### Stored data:
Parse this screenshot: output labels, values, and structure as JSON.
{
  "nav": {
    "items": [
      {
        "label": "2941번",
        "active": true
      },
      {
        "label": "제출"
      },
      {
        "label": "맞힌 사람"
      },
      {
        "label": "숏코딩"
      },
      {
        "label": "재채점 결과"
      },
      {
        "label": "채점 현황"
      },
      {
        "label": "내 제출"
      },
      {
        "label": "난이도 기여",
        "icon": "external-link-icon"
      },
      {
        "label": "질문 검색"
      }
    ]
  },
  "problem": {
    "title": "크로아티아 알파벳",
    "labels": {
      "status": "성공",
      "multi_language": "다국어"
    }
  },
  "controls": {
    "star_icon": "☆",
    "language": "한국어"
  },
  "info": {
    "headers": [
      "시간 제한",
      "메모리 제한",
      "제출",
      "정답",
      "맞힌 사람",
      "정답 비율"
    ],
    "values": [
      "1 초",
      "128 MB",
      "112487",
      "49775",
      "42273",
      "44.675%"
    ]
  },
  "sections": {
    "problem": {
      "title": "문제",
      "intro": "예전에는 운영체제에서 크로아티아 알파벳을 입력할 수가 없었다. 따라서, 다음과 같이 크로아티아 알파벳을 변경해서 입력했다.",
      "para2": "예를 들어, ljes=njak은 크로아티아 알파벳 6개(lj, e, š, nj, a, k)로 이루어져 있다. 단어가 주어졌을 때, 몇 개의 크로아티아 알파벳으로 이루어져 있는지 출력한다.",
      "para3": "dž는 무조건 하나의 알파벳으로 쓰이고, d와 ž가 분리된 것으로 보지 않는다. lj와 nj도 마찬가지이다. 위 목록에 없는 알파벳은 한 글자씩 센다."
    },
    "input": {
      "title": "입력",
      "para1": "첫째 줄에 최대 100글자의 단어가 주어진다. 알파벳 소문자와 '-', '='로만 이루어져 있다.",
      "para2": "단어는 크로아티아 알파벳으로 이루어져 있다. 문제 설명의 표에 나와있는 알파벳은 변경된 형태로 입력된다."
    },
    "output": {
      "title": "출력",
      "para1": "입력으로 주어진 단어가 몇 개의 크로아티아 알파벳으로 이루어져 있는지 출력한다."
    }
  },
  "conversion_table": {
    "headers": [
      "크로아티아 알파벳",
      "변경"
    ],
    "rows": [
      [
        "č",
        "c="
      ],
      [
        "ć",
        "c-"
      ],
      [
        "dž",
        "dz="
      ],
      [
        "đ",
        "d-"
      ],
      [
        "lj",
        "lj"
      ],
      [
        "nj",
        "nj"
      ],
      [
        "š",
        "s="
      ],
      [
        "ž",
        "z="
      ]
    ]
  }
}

### DIRECTIONS FOR THIS TASK:
Copy all the records above exactly, missing none.

### PROBLEM SOLUTION:
Parse this screenshot: output labels, values, and structure as JSON.
{
  "nav": {
    "items": [
      {
        "label": "2941번",
        "active": true
      },
      {
        "label": "제출"
      },
      {
        "label": "맞힌 사람"
      },
      {
        "label": "숏코딩"
      },
      {
        "label": "재채점 결과"
      },
      {
        "label": "채점 현황"
      },
      {
        "label": "내 제출"
      },
      {
        "label": "난이도 기여",
        "icon": "external-link-icon"
      },
      {
        "label": "질문 검색"
      }
    ]
  },
  "problem": {
    "title": "크로아티아 알파벳",
    "labels": {
      "status": "성공",
      "multi_language": "다국어"
    }
  },
  "controls": {
    "star_icon": "☆",
    "language": "한국어"
  },
  "info": {
    "headers": [
      "시간 제한",
      "메모리 제한",
      "제출",
      "정답",
      "맞힌 사람",
      "정답 비율"
    ],
    "values": [
      "1 초",
      "128 MB",
      "112487",
      "49775",
      "42273",
      "44.675%"
    ]
  },
  "sections": {
    "problem": {
      "title": "문제",
      "intro": "예전에는 운영체제에서 크로아티아 알파벳을 입력할 수가 없었다. 따라서, 다음과 같이 크로아티아 알파벳을 변경해서 입력했다.",
      "para2": "예를 들어, ljes=njak은 크로아티아 알파벳 6개(lj, e, š, nj, a, k)로 이루어져 있다. 단어가 주어졌을 때, 몇 개의 크로아티아 알파벳으로 이루어져 있는지 출력한다.",
      "para3": "dž는 무조건 하나의 알파벳으로 쓰이고, d와 ž가 분리된 것으로 보지 않는다. lj와 nj도 마찬가지이다. 위 목록에 없는 알파벳은 한 글자씩 센다."
    },
    "input": {
      "title": "입력",
      "para1": "첫째 줄에 최대 100글자의 단어가 주어진다. 알파벳 소문자와 '-', '='로만 이루어져 있다.",
      "para2": "단어는 크로아티아 알파벳으로 이루어져 있다. 문제 설명의 표에 나와있는 알파벳은 변경된 형태로 입력된다."
    },
    "output": {
      "title": "출력",
      "para1": "입력으로 주어진 단어가 몇 개의 크로아티아 알파벳으로 이루어져 있는지 출력한다."
    }
  },
  "conversion_table": {
    "headers": [
      "크로아티아 알파벳",
      "변경"
    ],
    "rows": [
      [
        "č",
        "c="
      ],
      [
        "ć",
        "c-"
      ],
      [
        "dž",
        "dz="
      ],
      [
        "đ",
        "d-"
      ],
      [
        "lj",
        "lj"
      ],
      [
        "nj",
        "nj"
      ],
      [
        "š",
        "s="
      ],
      [
        "ž",
        "z="
      ]
    ]
  }
}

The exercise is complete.